**Short exercise**: Which lines hold the word "JSON"? Copy each of them.

################

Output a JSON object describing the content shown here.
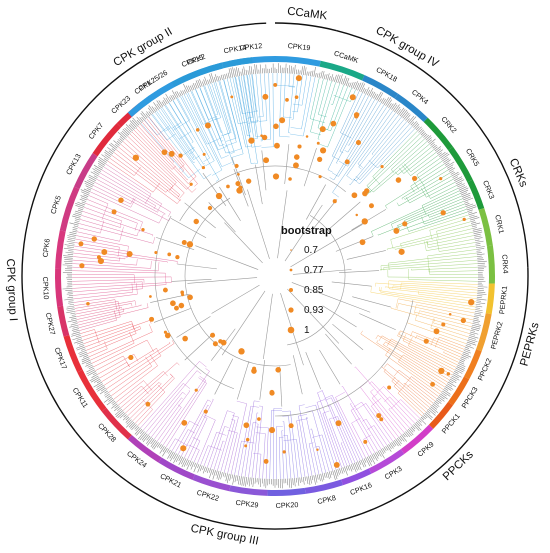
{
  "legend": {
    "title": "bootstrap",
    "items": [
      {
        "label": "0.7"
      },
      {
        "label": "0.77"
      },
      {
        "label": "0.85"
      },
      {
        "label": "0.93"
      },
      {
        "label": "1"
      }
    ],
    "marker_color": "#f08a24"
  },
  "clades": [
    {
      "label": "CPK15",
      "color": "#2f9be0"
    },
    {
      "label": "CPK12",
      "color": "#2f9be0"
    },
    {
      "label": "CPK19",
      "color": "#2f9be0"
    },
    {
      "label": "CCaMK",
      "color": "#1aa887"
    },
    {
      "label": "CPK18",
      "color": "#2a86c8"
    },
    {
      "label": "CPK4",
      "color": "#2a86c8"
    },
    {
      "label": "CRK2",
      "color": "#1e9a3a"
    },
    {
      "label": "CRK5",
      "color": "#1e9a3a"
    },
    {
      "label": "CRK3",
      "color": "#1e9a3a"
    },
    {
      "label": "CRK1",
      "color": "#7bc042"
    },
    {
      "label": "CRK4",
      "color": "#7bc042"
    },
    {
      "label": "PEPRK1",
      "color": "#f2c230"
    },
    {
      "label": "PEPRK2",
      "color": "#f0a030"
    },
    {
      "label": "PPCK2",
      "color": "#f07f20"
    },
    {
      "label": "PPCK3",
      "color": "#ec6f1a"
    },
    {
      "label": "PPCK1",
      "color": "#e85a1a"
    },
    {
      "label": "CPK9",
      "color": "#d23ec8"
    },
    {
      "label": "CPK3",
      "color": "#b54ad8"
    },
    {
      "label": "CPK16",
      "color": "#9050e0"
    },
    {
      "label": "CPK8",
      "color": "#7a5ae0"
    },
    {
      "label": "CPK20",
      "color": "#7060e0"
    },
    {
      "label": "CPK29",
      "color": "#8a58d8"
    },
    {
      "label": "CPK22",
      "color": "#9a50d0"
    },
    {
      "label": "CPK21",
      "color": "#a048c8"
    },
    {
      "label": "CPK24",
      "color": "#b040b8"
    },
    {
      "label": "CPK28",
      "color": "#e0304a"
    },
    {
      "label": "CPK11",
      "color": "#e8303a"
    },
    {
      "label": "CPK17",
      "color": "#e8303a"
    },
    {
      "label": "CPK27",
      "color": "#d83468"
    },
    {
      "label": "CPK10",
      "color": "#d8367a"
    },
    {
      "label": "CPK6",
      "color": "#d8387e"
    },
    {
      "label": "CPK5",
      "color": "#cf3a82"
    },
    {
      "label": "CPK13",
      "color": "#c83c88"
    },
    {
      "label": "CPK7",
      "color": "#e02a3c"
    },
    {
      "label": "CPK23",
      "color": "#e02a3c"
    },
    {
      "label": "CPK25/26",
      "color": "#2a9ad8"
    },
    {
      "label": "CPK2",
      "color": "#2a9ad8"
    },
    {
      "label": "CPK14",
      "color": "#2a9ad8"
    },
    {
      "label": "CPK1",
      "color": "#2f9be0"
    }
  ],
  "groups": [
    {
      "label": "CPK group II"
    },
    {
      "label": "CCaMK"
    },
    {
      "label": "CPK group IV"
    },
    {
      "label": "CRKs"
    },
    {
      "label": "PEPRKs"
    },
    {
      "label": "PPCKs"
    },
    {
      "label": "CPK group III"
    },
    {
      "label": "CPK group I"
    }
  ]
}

################

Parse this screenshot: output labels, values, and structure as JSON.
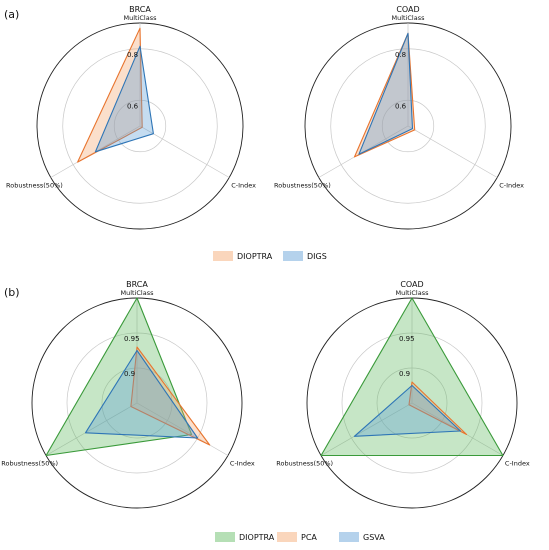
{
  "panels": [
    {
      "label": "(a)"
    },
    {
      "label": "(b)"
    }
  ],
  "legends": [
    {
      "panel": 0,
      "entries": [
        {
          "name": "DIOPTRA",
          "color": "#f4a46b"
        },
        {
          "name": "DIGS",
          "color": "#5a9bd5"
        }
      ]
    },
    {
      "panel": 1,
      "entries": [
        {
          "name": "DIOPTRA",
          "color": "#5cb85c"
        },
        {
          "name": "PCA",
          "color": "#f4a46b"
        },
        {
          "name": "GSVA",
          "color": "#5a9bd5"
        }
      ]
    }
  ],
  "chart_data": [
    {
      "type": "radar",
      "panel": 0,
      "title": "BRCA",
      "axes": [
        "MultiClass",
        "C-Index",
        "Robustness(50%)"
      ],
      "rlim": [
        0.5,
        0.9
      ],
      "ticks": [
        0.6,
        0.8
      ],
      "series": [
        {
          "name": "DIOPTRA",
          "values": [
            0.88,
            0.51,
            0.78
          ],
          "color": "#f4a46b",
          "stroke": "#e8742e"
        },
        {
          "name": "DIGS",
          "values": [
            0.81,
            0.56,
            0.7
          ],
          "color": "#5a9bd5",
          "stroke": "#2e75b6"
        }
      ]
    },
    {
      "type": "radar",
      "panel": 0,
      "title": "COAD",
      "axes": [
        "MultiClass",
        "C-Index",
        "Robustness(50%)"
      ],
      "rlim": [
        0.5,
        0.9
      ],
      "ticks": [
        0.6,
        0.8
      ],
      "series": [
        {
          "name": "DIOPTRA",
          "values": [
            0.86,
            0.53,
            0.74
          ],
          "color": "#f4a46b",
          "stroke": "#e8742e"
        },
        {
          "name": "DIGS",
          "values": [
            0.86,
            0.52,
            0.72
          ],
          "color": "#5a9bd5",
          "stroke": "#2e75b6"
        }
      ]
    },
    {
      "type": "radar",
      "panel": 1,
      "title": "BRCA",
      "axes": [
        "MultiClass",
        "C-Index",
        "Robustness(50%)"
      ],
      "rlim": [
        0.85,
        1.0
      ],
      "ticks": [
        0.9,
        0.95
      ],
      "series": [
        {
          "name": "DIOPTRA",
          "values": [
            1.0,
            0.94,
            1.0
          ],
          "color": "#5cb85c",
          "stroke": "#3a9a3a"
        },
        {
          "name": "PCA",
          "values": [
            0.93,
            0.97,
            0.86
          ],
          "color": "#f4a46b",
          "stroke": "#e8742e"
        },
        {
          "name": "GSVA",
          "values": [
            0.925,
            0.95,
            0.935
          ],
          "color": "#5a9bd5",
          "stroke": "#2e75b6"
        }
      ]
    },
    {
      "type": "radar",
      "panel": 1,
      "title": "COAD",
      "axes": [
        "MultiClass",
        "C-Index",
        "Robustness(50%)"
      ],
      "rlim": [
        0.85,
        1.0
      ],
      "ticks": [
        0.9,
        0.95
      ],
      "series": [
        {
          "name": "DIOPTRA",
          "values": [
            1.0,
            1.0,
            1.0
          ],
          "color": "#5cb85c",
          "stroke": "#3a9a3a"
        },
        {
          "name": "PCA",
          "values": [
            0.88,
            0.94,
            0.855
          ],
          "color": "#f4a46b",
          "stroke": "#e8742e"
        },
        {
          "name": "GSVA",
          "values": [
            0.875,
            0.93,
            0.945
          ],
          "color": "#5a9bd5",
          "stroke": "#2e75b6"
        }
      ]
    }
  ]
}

################

**Finished answer**:
Output a JSON object describing the content shown here.
Parse this screenshot: output labels, values, and structure as JSON.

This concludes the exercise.